#### [Written task]
Say the number of lines containing the string "JSON", and say nothing else.

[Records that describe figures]
┌──
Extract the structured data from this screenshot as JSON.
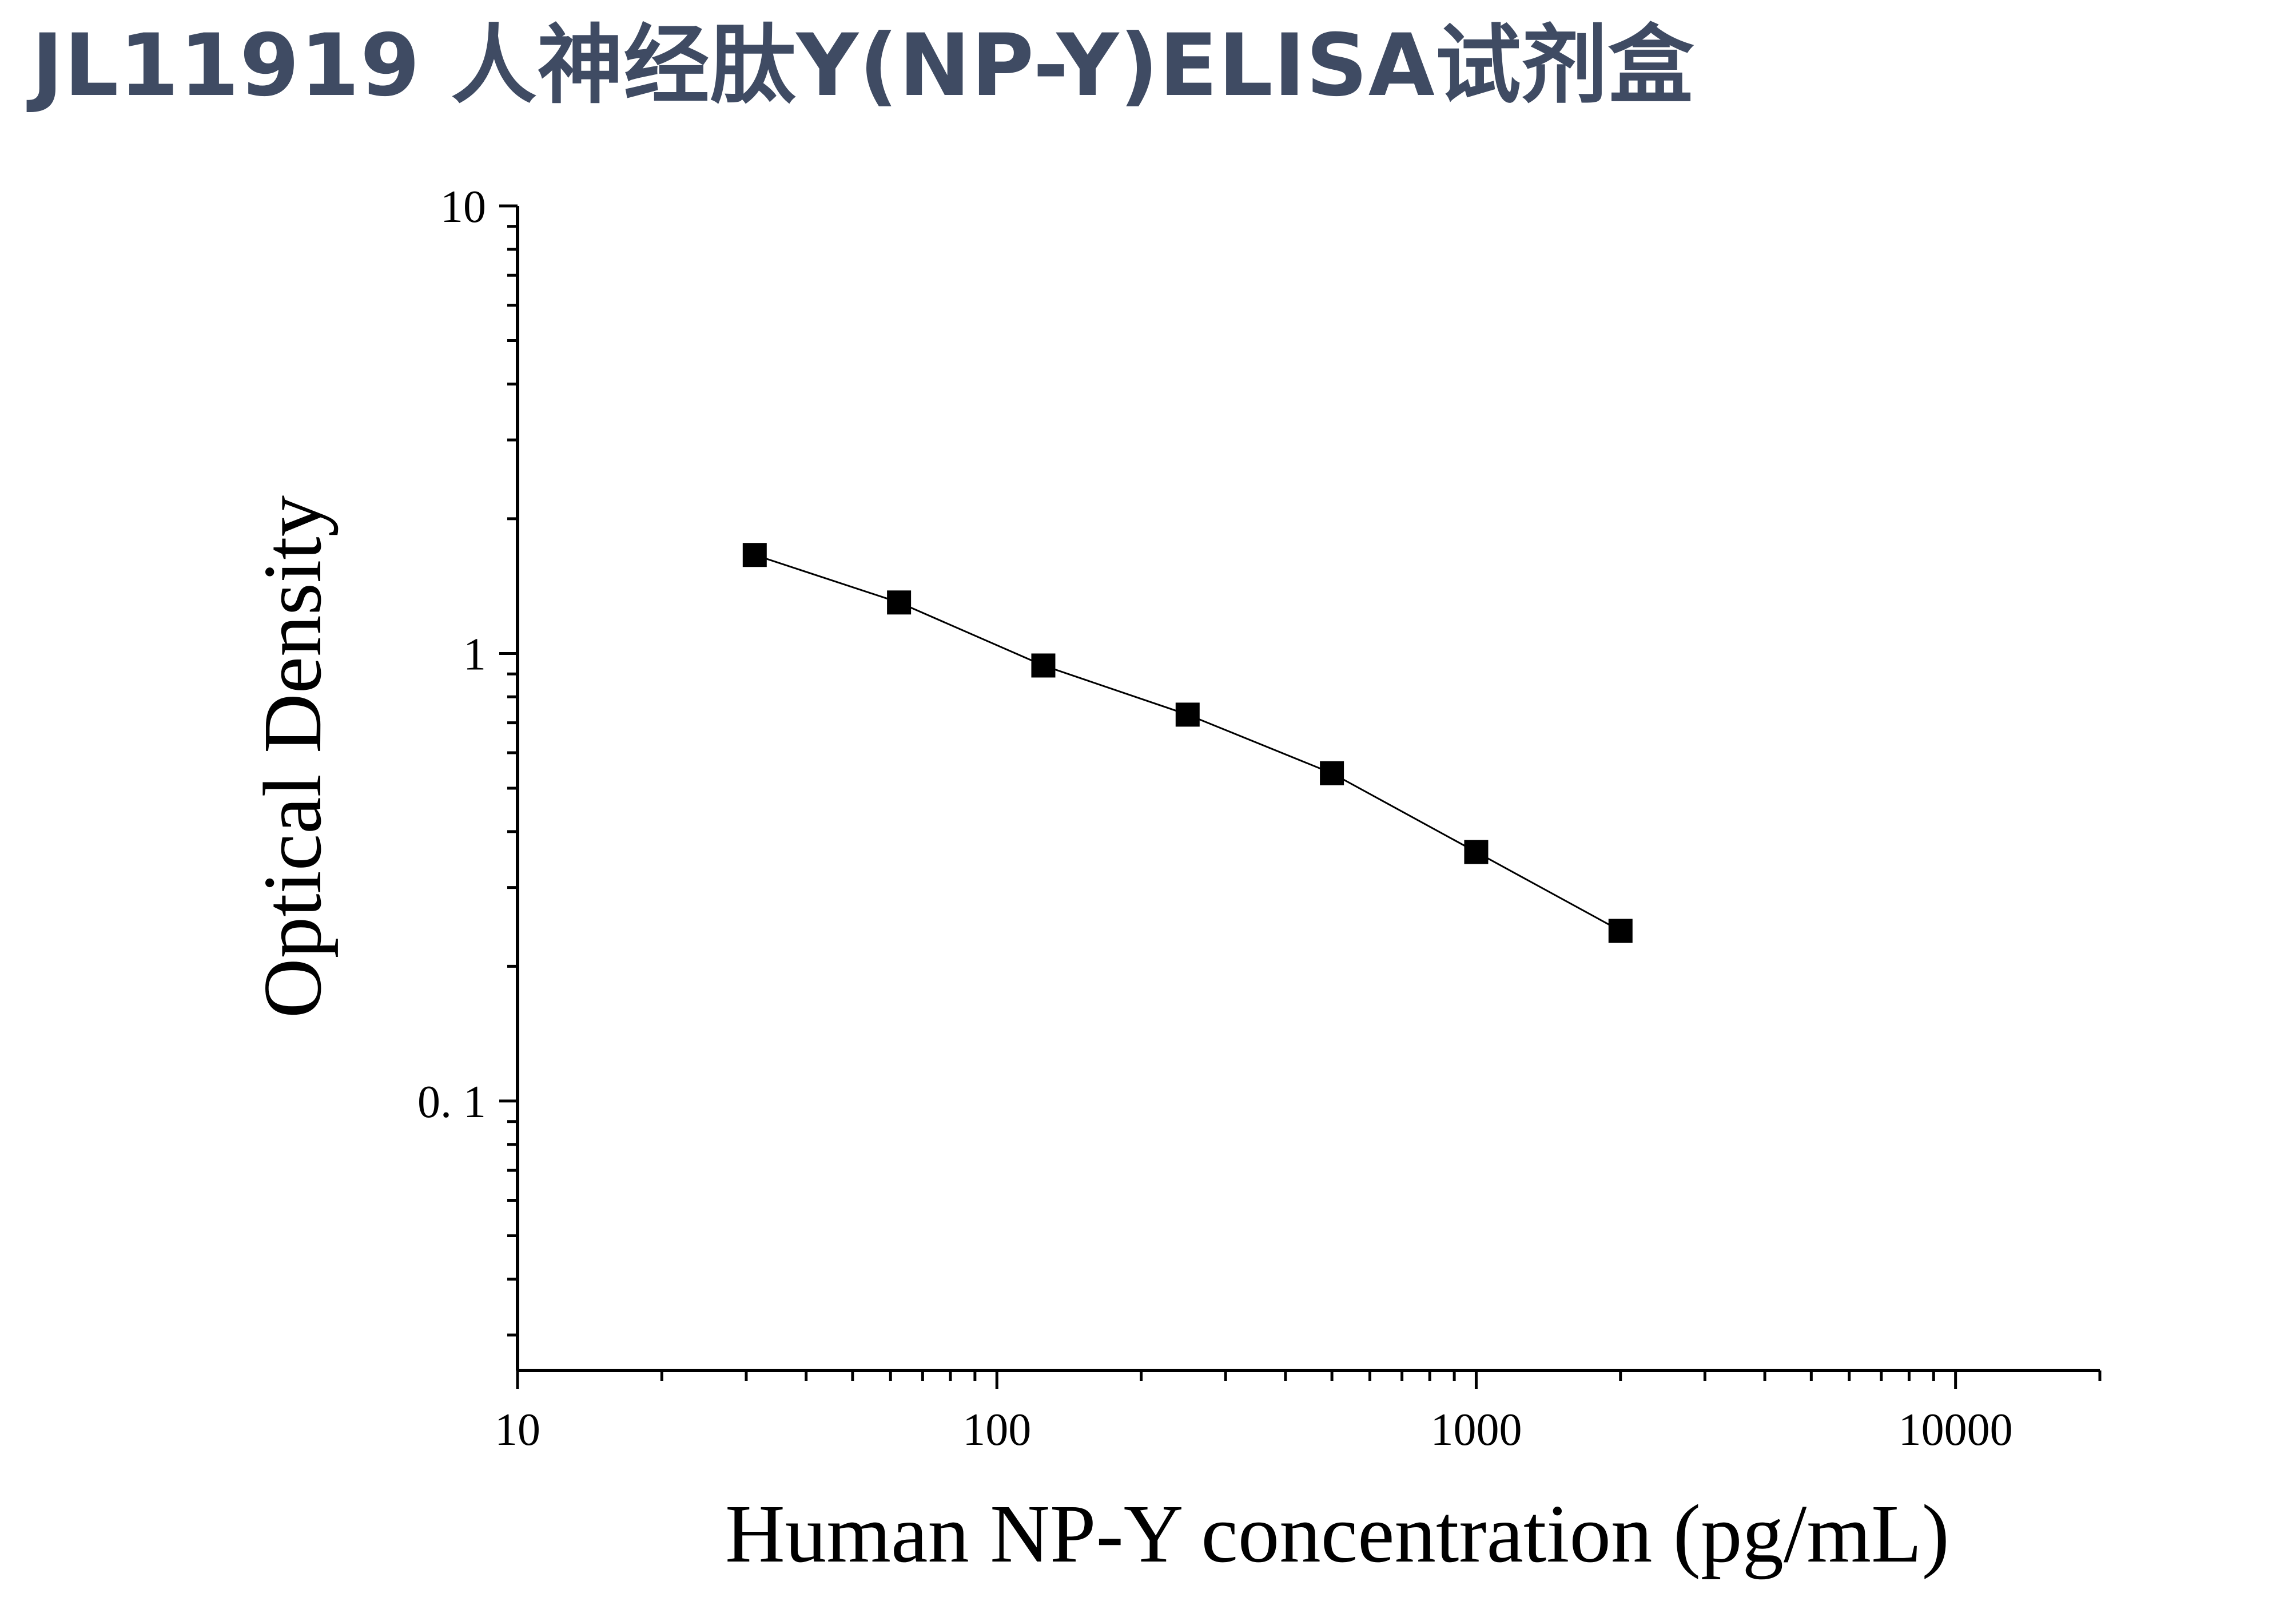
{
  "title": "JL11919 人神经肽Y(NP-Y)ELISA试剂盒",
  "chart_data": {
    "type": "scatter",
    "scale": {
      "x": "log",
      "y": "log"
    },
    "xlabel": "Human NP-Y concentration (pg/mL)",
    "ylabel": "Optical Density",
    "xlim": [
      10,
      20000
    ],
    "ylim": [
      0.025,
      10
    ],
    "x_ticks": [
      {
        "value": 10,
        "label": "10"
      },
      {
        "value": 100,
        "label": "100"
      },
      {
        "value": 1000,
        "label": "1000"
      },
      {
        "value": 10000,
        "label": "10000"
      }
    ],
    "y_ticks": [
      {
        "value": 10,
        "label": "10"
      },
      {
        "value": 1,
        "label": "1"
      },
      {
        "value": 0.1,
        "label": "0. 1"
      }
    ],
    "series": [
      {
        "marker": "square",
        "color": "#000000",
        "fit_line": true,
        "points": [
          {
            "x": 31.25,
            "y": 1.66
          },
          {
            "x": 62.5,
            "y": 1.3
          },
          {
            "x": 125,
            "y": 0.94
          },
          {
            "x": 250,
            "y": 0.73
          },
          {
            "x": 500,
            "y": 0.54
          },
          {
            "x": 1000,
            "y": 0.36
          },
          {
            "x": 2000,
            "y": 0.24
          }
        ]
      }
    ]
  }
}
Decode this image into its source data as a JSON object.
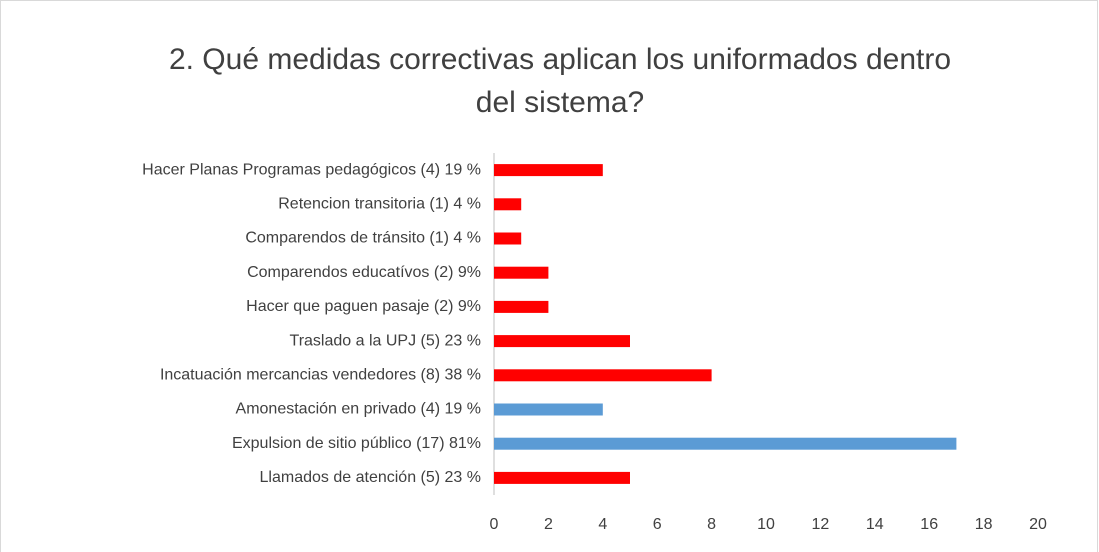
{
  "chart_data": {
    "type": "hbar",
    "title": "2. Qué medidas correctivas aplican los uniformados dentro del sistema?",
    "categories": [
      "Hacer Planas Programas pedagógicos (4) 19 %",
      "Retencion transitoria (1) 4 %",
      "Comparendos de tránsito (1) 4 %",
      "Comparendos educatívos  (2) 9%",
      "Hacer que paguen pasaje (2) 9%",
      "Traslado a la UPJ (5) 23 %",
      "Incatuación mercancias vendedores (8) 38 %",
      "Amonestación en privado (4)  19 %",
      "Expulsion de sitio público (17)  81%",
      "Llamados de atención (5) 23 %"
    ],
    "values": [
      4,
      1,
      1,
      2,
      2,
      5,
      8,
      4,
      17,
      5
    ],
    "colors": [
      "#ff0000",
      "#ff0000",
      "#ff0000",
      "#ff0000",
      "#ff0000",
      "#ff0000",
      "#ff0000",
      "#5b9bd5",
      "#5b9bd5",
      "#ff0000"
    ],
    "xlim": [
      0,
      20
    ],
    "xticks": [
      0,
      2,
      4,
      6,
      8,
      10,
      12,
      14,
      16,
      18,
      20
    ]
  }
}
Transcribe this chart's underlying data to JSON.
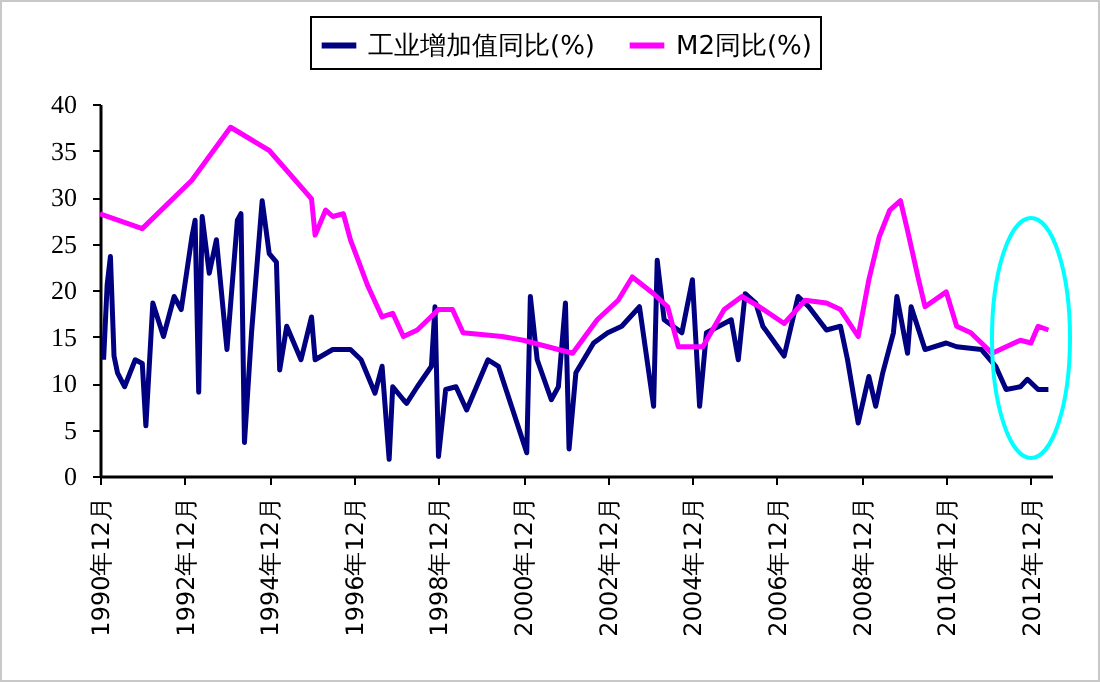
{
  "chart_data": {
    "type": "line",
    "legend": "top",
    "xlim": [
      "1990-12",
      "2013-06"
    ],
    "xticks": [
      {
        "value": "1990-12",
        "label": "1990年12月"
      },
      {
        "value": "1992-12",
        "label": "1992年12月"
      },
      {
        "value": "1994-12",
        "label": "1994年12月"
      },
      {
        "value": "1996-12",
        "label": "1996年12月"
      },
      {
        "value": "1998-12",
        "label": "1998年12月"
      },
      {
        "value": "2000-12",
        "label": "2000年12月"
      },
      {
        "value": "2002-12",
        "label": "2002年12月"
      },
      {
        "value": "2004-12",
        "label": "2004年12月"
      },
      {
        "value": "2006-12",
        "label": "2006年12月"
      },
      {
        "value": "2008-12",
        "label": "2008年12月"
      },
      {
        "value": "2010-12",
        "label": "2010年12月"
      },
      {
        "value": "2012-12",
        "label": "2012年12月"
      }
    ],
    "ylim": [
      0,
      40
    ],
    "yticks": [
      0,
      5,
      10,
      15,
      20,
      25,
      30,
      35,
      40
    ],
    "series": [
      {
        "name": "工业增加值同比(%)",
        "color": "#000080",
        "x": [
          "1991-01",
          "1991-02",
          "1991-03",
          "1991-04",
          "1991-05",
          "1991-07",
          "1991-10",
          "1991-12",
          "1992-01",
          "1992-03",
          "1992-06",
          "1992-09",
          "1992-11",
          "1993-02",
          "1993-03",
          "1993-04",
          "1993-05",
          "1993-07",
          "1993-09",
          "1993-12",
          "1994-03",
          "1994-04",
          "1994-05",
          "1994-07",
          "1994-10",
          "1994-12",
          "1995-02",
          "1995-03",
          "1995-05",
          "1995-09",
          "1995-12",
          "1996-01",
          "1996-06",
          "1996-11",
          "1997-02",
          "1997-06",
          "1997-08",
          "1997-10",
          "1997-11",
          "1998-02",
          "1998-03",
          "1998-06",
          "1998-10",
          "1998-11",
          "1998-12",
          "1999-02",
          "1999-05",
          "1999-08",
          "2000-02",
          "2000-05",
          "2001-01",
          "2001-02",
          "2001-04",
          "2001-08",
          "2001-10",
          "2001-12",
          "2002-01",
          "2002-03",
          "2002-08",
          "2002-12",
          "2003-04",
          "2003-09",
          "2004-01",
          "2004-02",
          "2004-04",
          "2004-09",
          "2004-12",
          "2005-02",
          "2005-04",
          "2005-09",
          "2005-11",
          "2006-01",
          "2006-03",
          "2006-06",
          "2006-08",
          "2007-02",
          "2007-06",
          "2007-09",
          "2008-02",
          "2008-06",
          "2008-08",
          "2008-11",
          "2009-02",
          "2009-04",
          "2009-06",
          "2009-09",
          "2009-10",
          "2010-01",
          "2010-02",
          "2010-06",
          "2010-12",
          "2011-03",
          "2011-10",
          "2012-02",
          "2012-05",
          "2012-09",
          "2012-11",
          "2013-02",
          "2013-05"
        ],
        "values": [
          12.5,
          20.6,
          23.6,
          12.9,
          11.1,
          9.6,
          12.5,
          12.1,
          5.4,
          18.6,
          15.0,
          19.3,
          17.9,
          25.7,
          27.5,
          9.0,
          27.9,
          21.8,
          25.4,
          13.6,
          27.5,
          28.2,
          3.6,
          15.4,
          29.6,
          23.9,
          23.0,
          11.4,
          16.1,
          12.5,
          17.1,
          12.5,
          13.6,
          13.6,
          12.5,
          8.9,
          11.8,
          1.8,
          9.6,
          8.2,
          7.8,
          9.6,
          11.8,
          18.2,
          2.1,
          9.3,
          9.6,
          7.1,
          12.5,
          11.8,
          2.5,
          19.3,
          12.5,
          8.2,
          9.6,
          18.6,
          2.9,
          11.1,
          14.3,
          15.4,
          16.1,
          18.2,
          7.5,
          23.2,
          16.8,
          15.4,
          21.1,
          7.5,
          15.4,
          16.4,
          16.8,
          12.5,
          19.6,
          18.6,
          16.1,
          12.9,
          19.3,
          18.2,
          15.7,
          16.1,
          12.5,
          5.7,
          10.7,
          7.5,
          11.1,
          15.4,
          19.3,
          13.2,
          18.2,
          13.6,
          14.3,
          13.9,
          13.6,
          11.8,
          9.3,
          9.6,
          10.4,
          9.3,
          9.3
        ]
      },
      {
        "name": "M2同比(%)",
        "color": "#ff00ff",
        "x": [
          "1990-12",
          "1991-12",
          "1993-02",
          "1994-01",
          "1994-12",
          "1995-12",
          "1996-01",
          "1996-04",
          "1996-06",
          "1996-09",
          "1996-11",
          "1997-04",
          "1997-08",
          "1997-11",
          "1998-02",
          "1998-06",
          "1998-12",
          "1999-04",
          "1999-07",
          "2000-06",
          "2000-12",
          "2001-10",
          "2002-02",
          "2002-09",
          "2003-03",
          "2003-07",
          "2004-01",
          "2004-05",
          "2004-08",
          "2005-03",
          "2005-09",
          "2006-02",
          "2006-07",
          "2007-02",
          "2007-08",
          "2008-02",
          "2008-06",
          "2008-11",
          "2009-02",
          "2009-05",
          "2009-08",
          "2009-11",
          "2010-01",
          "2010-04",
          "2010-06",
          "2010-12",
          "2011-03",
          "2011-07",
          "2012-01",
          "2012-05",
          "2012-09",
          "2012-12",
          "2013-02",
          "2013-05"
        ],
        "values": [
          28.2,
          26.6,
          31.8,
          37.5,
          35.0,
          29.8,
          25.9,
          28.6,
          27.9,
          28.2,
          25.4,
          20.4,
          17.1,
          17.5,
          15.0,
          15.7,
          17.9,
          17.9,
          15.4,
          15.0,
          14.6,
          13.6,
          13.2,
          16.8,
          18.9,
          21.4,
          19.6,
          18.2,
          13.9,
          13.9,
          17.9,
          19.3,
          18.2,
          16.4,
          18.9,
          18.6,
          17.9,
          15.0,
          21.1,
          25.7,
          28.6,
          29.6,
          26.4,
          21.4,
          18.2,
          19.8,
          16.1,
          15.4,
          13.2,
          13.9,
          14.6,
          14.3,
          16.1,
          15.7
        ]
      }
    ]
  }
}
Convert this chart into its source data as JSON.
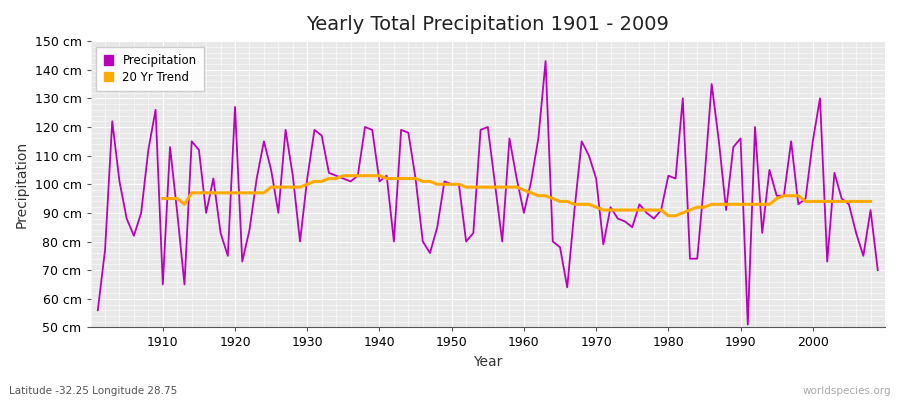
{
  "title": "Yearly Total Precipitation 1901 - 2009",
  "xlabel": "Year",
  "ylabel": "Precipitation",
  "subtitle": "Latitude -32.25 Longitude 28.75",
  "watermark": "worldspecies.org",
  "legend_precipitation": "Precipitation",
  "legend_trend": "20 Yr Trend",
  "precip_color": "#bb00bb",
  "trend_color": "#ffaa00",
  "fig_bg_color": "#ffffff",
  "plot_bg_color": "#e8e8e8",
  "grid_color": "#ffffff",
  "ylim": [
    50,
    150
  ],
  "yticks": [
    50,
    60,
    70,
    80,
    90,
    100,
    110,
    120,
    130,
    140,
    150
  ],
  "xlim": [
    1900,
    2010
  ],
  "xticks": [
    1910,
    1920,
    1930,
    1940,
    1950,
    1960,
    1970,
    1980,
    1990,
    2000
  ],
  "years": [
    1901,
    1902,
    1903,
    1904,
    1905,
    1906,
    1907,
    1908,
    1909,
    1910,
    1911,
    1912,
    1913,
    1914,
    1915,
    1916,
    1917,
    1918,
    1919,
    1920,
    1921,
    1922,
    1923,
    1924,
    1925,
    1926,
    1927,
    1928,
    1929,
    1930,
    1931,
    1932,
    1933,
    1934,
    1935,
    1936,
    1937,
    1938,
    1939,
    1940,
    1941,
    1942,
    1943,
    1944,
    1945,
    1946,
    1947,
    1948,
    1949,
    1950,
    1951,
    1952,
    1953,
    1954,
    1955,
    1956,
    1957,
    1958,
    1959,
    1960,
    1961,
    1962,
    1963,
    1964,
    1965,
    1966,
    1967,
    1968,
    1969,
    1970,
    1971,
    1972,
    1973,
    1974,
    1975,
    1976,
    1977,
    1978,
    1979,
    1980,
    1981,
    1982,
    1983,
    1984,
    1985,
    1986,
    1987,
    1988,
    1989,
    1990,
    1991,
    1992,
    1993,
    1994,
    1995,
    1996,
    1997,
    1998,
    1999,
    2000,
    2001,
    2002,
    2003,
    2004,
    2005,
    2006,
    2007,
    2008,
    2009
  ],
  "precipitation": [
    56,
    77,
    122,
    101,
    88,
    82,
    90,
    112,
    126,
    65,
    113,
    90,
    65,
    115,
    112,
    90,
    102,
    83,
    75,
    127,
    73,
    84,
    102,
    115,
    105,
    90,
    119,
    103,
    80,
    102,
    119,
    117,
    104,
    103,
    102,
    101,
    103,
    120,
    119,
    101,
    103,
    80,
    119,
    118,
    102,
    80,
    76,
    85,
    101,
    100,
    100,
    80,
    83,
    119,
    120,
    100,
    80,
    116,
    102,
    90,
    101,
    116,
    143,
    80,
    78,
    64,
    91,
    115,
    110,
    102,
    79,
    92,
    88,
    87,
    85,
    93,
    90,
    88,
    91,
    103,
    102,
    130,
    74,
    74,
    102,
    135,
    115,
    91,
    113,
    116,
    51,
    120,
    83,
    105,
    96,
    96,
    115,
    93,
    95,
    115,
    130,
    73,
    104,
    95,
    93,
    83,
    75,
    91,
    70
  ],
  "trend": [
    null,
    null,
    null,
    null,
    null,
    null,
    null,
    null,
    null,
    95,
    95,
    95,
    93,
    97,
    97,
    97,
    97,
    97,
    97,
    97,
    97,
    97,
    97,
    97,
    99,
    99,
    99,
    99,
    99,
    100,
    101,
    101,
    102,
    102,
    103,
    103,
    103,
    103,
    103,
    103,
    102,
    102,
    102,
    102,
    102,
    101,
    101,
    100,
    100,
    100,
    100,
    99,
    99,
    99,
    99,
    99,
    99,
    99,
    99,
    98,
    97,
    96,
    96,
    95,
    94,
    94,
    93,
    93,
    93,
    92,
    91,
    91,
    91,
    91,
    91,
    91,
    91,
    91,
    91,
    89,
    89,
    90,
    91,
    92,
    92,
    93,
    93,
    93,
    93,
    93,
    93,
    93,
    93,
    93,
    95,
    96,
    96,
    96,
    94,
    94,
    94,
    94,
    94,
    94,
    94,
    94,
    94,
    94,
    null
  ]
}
└──
#### [Answer to this problem]
4